┌──

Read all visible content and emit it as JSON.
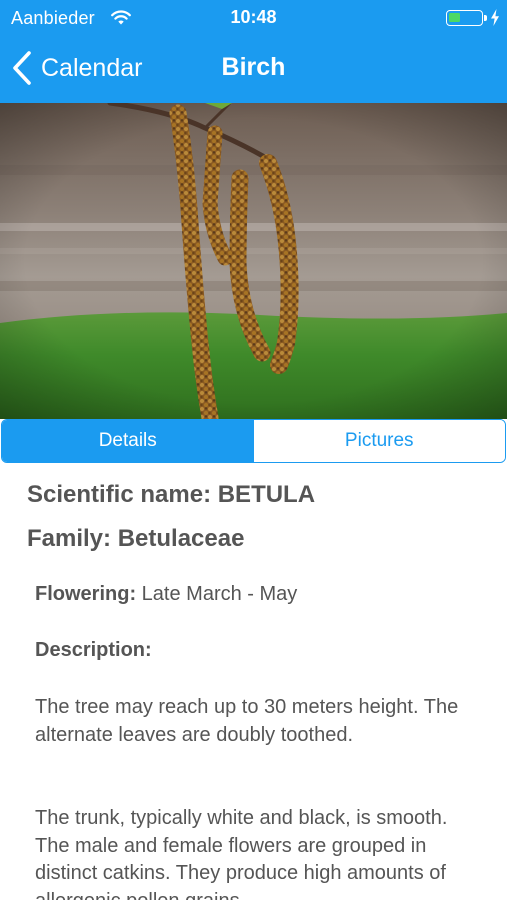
{
  "status_bar": {
    "carrier": "Aanbieder",
    "time": "10:48",
    "battery_level": 0.35,
    "battery_color": "#4cd964"
  },
  "nav": {
    "back_label": "Calendar",
    "title": "Birch",
    "accent_color": "#1b9bf0"
  },
  "hero_image": {
    "subject": "birch catkins hanging from a branch"
  },
  "tabs": [
    {
      "label": "Details",
      "selected": true
    },
    {
      "label": "Pictures",
      "selected": false
    }
  ],
  "details": {
    "scientific_name": "Scientific name: BETULA",
    "family": "Family: Betulaceae",
    "flowering_label": "Flowering:",
    "flowering_value": "Late March - May",
    "description_label": "Description:",
    "paragraphs": [
      "The tree may reach up to 30 meters height. The alternate leaves are doubly toothed.",
      "The trunk, typically white and black, is smooth. The male and female flowers are grouped in distinct catkins. They produce high amounts of allergenic pollen grains."
    ]
  }
}
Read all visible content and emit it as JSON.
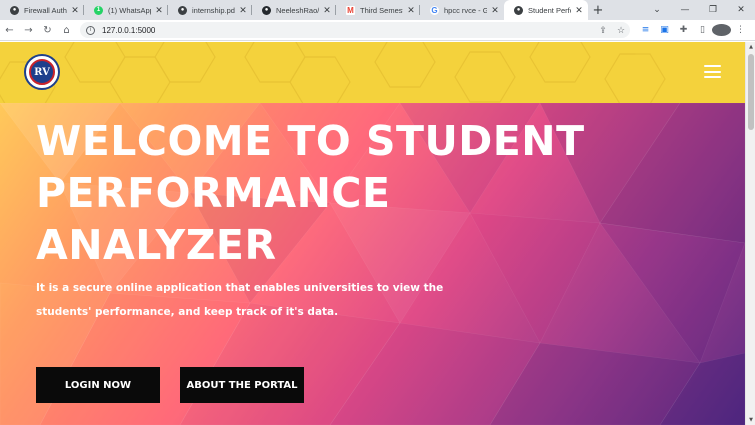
{
  "browser": {
    "tabs": [
      {
        "title": "Firewall Authe",
        "icon": "globe-icon",
        "color": "#3c4043",
        "active": false
      },
      {
        "title": "(1) WhatsApp",
        "icon": "whatsapp-icon",
        "color": "#25d366",
        "active": false
      },
      {
        "title": "internship.pdf",
        "icon": "globe-icon",
        "color": "#3c4043",
        "active": false
      },
      {
        "title": "NeeleshRao/St",
        "icon": "github-icon",
        "color": "#24292e",
        "active": false
      },
      {
        "title": "Third Semeste",
        "icon": "gmail-icon",
        "color": "#ea4335",
        "active": false
      },
      {
        "title": "hpcc rvce - Go",
        "icon": "google-icon",
        "color": "#4285f4",
        "active": false
      },
      {
        "title": "Student Perfor",
        "icon": "globe-icon",
        "color": "#3c4043",
        "active": true
      }
    ],
    "new_tab": "+",
    "url": "127.0.0.1:5000",
    "profile_initial": "N"
  },
  "site": {
    "logo_text": "RV",
    "hero_title": "WELCOME TO STUDENT PERFORMANCE ANALYZER",
    "hero_subtitle": "It is a secure online application that enables universities to view the students' performance, and keep track of it's data.",
    "login_button": "LOGIN NOW",
    "about_button": "ABOUT THE PORTAL"
  },
  "colors": {
    "header": "#f4d23c",
    "button": "#0a0a0a",
    "logo_blue": "#1e3f8c",
    "logo_red": "#c8232c"
  }
}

└──

▸ Directions:
Retype the entries word for word. Omit any images.

▸ Result below:
Read all visible content and emit it as JSON.
{
  "status_bar": {
    "carrier": "Aanbieder",
    "time": "10:48",
    "battery_level": 0.35,
    "battery_color": "#4cd964"
  },
  "nav": {
    "back_label": "Calendar",
    "title": "Birch",
    "accent_color": "#1b9bf0"
  },
  "hero_image": {
    "subject": "birch catkins hanging from a branch"
  },
  "tabs": [
    {
      "label": "Details",
      "selected": true
    },
    {
      "label": "Pictures",
      "selected": false
    }
  ],
  "details": {
    "scientific_name": "Scientific name: BETULA",
    "family": "Family: Betulaceae",
    "flowering_label": "Flowering:",
    "flowering_value": "Late March - May",
    "description_label": "Description:",
    "paragraphs": [
      "The tree may reach up to 30 meters height. The alternate leaves are doubly toothed.",
      "The trunk, typically white and black, is smooth. The male and female flowers are grouped in distinct catkins. They produce high amounts of allergenic pollen grains."
    ]
  }
}
Read all visible content and emit it as JSON.
{
  "browser": {
    "tabs": [
      {
        "title": "Firewall Authe",
        "icon": "globe-icon",
        "color": "#3c4043",
        "active": false
      },
      {
        "title": "(1) WhatsApp",
        "icon": "whatsapp-icon",
        "color": "#25d366",
        "active": false
      },
      {
        "title": "internship.pdf",
        "icon": "globe-icon",
        "color": "#3c4043",
        "active": false
      },
      {
        "title": "NeeleshRao/St",
        "icon": "github-icon",
        "color": "#24292e",
        "active": false
      },
      {
        "title": "Third Semeste",
        "icon": "gmail-icon",
        "color": "#ea4335",
        "active": false
      },
      {
        "title": "hpcc rvce - Go",
        "icon": "google-icon",
        "color": "#4285f4",
        "active": false
      },
      {
        "title": "Student Perfor",
        "icon": "globe-icon",
        "color": "#3c4043",
        "active": true
      }
    ],
    "new_tab": "+",
    "url": "127.0.0.1:5000",
    "profile_initial": "N"
  },
  "site": {
    "logo_text": "RV",
    "hero_title": "WELCOME TO STUDENT PERFORMANCE ANALYZER",
    "hero_subtitle": "It is a secure online application that enables universities to view the students' performance, and keep track of it's data.",
    "login_button": "LOGIN NOW",
    "about_button": "ABOUT THE PORTAL"
  },
  "colors": {
    "header": "#f4d23c",
    "button": "#0a0a0a",
    "logo_blue": "#1e3f8c",
    "logo_red": "#c8232c"
  }
}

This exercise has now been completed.